Data listing:
========

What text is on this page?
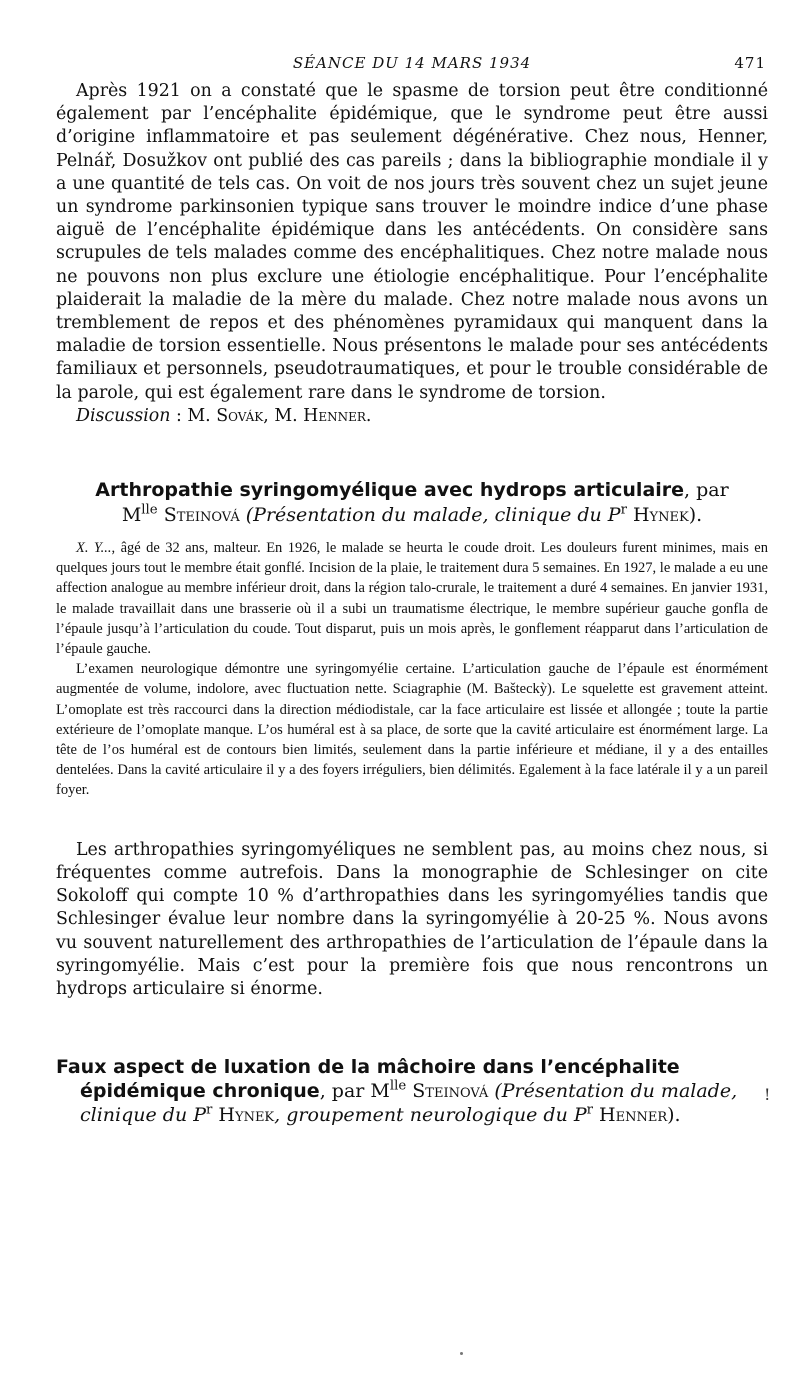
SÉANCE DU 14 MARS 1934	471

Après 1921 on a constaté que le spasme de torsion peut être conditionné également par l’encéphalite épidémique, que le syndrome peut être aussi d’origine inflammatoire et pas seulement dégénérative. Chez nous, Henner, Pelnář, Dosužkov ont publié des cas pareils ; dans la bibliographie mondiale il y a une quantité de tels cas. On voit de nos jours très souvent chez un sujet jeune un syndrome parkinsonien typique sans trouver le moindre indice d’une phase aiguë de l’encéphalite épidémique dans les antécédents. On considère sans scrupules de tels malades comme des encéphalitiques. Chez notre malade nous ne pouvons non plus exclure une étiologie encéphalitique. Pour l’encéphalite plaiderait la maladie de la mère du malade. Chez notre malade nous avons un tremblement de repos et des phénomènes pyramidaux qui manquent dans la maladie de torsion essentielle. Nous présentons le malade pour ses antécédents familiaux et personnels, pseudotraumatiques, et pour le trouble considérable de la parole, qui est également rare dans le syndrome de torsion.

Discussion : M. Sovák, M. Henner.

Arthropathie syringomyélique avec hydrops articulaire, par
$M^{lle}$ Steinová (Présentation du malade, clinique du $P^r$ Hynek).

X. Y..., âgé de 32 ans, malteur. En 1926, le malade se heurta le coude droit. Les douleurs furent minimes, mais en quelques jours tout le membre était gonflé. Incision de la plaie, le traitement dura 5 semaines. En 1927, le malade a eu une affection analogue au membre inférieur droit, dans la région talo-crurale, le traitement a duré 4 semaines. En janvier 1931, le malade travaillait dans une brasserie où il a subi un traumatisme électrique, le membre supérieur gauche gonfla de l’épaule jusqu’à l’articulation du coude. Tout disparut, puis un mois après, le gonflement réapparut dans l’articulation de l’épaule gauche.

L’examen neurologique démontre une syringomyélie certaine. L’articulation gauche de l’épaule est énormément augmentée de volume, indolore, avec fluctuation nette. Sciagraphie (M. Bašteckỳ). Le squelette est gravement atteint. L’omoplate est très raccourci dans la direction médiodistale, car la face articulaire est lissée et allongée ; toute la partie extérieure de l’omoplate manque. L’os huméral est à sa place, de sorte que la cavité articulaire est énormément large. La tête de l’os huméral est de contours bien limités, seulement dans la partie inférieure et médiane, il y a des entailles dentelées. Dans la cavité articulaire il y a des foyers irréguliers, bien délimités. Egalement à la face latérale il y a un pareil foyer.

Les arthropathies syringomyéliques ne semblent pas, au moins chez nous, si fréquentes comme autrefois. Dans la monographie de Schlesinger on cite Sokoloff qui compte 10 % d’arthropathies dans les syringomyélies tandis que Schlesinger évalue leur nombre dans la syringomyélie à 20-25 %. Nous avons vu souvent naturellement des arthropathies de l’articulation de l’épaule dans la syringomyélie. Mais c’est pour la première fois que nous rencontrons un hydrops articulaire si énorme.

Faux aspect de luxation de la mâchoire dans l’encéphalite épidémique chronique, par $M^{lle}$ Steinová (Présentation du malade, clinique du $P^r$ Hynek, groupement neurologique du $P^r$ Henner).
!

========

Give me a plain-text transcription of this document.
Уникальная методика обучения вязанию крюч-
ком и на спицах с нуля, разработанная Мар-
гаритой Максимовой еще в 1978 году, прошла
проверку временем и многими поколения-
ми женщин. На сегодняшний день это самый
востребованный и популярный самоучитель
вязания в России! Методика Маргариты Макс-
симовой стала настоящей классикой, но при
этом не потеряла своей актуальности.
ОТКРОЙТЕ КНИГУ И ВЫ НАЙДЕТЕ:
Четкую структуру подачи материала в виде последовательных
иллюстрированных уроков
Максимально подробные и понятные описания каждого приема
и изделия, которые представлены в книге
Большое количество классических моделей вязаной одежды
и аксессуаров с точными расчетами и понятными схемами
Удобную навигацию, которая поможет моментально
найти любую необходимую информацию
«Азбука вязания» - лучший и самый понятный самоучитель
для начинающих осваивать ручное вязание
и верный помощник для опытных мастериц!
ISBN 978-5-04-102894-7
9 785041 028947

========

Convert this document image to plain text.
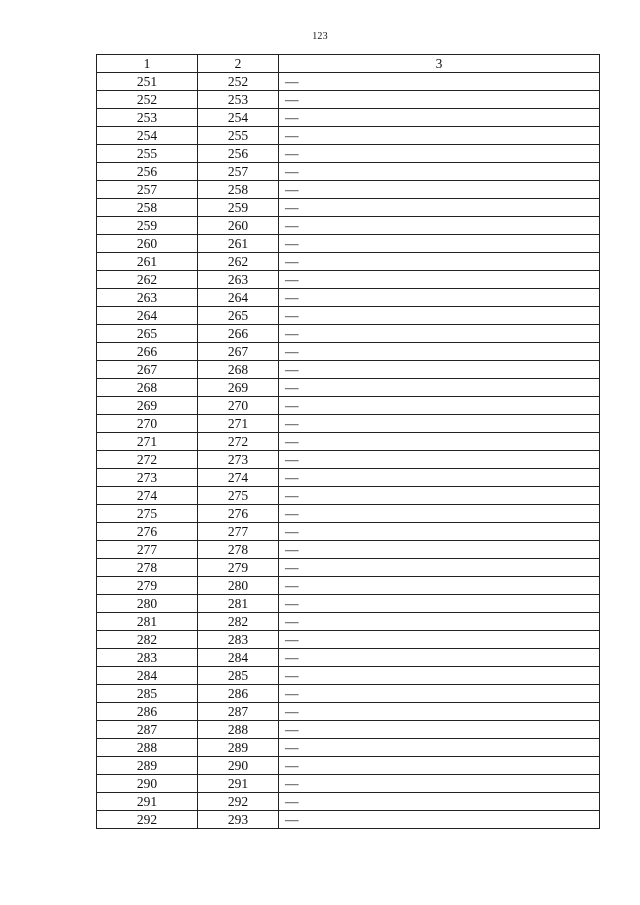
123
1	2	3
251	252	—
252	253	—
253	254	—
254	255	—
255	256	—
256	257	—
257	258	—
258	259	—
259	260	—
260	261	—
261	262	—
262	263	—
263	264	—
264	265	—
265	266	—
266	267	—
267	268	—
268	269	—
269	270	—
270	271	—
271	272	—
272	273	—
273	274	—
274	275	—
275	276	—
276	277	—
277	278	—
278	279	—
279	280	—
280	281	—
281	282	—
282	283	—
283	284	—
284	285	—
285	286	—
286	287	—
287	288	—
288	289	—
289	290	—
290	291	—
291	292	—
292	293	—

========

Determine the number of lines in the entries above where the string "document" appears. Answer with the number alone.

Exercise output: 2